## Exercise directions
Every record must be repeated exactly, with no omission.

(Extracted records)
-------------------------

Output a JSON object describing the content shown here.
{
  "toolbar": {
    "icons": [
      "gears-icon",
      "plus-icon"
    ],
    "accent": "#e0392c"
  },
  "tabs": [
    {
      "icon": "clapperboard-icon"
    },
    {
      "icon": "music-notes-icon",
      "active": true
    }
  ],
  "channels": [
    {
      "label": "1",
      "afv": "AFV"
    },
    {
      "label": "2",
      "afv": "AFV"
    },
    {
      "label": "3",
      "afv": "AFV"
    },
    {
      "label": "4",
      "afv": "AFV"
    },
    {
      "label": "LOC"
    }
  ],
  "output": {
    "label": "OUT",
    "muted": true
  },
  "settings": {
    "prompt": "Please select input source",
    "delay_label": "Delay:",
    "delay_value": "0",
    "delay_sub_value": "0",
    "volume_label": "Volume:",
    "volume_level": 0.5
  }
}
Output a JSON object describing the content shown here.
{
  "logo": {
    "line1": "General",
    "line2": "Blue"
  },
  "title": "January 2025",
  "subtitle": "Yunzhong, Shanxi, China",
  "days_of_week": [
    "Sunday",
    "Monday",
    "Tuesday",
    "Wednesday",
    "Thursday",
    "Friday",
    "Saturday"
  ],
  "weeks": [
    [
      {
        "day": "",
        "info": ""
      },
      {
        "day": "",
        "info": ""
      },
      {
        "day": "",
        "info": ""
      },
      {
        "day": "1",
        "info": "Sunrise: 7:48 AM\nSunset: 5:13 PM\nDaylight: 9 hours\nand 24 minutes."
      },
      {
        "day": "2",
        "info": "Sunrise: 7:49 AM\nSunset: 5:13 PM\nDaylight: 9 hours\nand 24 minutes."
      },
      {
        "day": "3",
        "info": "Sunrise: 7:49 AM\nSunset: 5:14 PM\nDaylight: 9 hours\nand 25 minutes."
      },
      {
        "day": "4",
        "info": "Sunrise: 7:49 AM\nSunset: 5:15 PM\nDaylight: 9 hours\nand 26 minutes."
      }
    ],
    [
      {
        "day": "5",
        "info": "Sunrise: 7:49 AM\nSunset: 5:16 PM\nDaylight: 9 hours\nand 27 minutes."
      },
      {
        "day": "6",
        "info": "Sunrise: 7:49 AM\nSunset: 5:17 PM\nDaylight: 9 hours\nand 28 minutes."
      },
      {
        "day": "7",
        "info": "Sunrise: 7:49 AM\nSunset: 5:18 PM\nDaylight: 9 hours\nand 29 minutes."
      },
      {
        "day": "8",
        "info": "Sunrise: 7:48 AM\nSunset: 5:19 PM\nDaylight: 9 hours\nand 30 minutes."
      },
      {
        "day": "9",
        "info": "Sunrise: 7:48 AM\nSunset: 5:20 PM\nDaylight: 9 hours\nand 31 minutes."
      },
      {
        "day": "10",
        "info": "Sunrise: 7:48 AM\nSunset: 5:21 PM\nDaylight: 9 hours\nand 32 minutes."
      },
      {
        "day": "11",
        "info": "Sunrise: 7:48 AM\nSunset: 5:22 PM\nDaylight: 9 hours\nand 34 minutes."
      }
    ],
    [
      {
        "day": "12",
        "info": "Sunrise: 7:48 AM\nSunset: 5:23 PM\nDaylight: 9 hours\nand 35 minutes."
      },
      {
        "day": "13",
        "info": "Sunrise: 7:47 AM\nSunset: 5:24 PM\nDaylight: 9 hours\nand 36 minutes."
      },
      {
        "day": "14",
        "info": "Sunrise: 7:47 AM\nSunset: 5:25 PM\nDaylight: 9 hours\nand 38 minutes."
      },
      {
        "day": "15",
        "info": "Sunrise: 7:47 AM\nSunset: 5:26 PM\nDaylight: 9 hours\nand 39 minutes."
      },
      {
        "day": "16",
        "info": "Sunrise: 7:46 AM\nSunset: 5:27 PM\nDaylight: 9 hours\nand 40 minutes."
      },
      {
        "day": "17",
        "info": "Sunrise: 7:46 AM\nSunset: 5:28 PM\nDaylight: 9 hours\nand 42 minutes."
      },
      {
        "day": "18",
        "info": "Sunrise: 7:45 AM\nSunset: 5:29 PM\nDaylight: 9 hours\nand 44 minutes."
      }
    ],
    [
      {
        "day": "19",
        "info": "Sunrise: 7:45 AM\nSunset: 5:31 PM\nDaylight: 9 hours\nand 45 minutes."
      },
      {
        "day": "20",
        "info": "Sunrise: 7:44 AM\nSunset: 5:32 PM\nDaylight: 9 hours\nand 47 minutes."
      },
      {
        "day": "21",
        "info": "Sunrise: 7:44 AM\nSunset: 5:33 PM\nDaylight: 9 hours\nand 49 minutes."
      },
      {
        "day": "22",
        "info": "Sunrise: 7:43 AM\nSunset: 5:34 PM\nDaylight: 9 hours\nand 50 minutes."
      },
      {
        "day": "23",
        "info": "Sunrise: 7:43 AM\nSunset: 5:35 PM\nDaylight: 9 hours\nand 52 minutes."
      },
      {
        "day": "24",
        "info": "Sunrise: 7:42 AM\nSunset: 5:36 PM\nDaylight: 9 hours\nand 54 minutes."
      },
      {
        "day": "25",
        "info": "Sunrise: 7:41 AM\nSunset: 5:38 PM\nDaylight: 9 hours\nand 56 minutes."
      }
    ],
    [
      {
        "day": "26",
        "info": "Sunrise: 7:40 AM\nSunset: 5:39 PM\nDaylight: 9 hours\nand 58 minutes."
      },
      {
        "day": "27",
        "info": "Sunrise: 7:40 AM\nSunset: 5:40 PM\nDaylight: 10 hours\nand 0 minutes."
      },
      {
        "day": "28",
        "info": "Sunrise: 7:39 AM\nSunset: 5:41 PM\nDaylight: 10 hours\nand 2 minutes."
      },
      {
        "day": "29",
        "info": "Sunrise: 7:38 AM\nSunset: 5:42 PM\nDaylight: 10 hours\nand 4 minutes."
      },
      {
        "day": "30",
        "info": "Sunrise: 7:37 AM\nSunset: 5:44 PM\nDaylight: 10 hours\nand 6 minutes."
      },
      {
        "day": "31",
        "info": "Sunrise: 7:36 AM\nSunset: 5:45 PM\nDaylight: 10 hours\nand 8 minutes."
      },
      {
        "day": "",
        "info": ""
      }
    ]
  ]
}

-------------------------

## Exercise result
Output a JSON object describing the content shown here.
{
  "toolbar": {
    "icons": [
      "gears-icon",
      "plus-icon"
    ],
    "accent": "#e0392c"
  },
  "tabs": [
    {
      "icon": "clapperboard-icon"
    },
    {
      "icon": "music-notes-icon",
      "active": true
    }
  ],
  "channels": [
    {
      "label": "1",
      "afv": "AFV"
    },
    {
      "label": "2",
      "afv": "AFV"
    },
    {
      "label": "3",
      "afv": "AFV"
    },
    {
      "label": "4",
      "afv": "AFV"
    },
    {
      "label": "LOC"
    }
  ],
  "output": {
    "label": "OUT",
    "muted": true
  },
  "settings": {
    "prompt": "Please select input source",
    "delay_label": "Delay:",
    "delay_value": "0",
    "delay_sub_value": "0",
    "volume_label": "Volume:",
    "volume_level": 0.5
  }
}
Output a JSON object describing the content shown here.
{
  "logo": {
    "line1": "General",
    "line2": "Blue"
  },
  "title": "January 2025",
  "subtitle": "Yunzhong, Shanxi, China",
  "days_of_week": [
    "Sunday",
    "Monday",
    "Tuesday",
    "Wednesday",
    "Thursday",
    "Friday",
    "Saturday"
  ],
  "weeks": [
    [
      {
        "day": "",
        "info": ""
      },
      {
        "day": "",
        "info": ""
      },
      {
        "day": "",
        "info": ""
      },
      {
        "day": "1",
        "info": "Sunrise: 7:48 AM\nSunset: 5:13 PM\nDaylight: 9 hours\nand 24 minutes."
      },
      {
        "day": "2",
        "info": "Sunrise: 7:49 AM\nSunset: 5:13 PM\nDaylight: 9 hours\nand 24 minutes."
      },
      {
        "day": "3",
        "info": "Sunrise: 7:49 AM\nSunset: 5:14 PM\nDaylight: 9 hours\nand 25 minutes."
      },
      {
        "day": "4",
        "info": "Sunrise: 7:49 AM\nSunset: 5:15 PM\nDaylight: 9 hours\nand 26 minutes."
      }
    ],
    [
      {
        "day": "5",
        "info": "Sunrise: 7:49 AM\nSunset: 5:16 PM\nDaylight: 9 hours\nand 27 minutes."
      },
      {
        "day": "6",
        "info": "Sunrise: 7:49 AM\nSunset: 5:17 PM\nDaylight: 9 hours\nand 28 minutes."
      },
      {
        "day": "7",
        "info": "Sunrise: 7:49 AM\nSunset: 5:18 PM\nDaylight: 9 hours\nand 29 minutes."
      },
      {
        "day": "8",
        "info": "Sunrise: 7:48 AM\nSunset: 5:19 PM\nDaylight: 9 hours\nand 30 minutes."
      },
      {
        "day": "9",
        "info": "Sunrise: 7:48 AM\nSunset: 5:20 PM\nDaylight: 9 hours\nand 31 minutes."
      },
      {
        "day": "10",
        "info": "Sunrise: 7:48 AM\nSunset: 5:21 PM\nDaylight: 9 hours\nand 32 minutes."
      },
      {
        "day": "11",
        "info": "Sunrise: 7:48 AM\nSunset: 5:22 PM\nDaylight: 9 hours\nand 34 minutes."
      }
    ],
    [
      {
        "day": "12",
        "info": "Sunrise: 7:48 AM\nSunset: 5:23 PM\nDaylight: 9 hours\nand 35 minutes."
      },
      {
        "day": "13",
        "info": "Sunrise: 7:47 AM\nSunset: 5:24 PM\nDaylight: 9 hours\nand 36 minutes."
      },
      {
        "day": "14",
        "info": "Sunrise: 7:47 AM\nSunset: 5:25 PM\nDaylight: 9 hours\nand 38 minutes."
      },
      {
        "day": "15",
        "info": "Sunrise: 7:47 AM\nSunset: 5:26 PM\nDaylight: 9 hours\nand 39 minutes."
      },
      {
        "day": "16",
        "info": "Sunrise: 7:46 AM\nSunset: 5:27 PM\nDaylight: 9 hours\nand 40 minutes."
      },
      {
        "day": "17",
        "info": "Sunrise: 7:46 AM\nSunset: 5:28 PM\nDaylight: 9 hours\nand 42 minutes."
      },
      {
        "day": "18",
        "info": "Sunrise: 7:45 AM\nSunset: 5:29 PM\nDaylight: 9 hours\nand 44 minutes."
      }
    ],
    [
      {
        "day": "19",
        "info": "Sunrise: 7:45 AM\nSunset: 5:31 PM\nDaylight: 9 hours\nand 45 minutes."
      },
      {
        "day": "20",
        "info": "Sunrise: 7:44 AM\nSunset: 5:32 PM\nDaylight: 9 hours\nand 47 minutes."
      },
      {
        "day": "21",
        "info": "Sunrise: 7:44 AM\nSunset: 5:33 PM\nDaylight: 9 hours\nand 49 minutes."
      },
      {
        "day": "22",
        "info": "Sunrise: 7:43 AM\nSunset: 5:34 PM\nDaylight: 9 hours\nand 50 minutes."
      },
      {
        "day": "23",
        "info": "Sunrise: 7:43 AM\nSunset: 5:35 PM\nDaylight: 9 hours\nand 52 minutes."
      },
      {
        "day": "24",
        "info": "Sunrise: 7:42 AM\nSunset: 5:36 PM\nDaylight: 9 hours\nand 54 minutes."
      },
      {
        "day": "25",
        "info": "Sunrise: 7:41 AM\nSunset: 5:38 PM\nDaylight: 9 hours\nand 56 minutes."
      }
    ],
    [
      {
        "day": "26",
        "info": "Sunrise: 7:40 AM\nSunset: 5:39 PM\nDaylight: 9 hours\nand 58 minutes."
      },
      {
        "day": "27",
        "info": "Sunrise: 7:40 AM\nSunset: 5:40 PM\nDaylight: 10 hours\nand 0 minutes."
      },
      {
        "day": "28",
        "info": "Sunrise: 7:39 AM\nSunset: 5:41 PM\nDaylight: 10 hours\nand 2 minutes."
      },
      {
        "day": "29",
        "info": "Sunrise: 7:38 AM\nSunset: 5:42 PM\nDaylight: 10 hours\nand 4 minutes."
      },
      {
        "day": "30",
        "info": "Sunrise: 7:37 AM\nSunset: 5:44 PM\nDaylight: 10 hours\nand 6 minutes."
      },
      {
        "day": "31",
        "info": "Sunrise: 7:36 AM\nSunset: 5:45 PM\nDaylight: 10 hours\nand 8 minutes."
      },
      {
        "day": "",
        "info": ""
      }
    ]
  ]
}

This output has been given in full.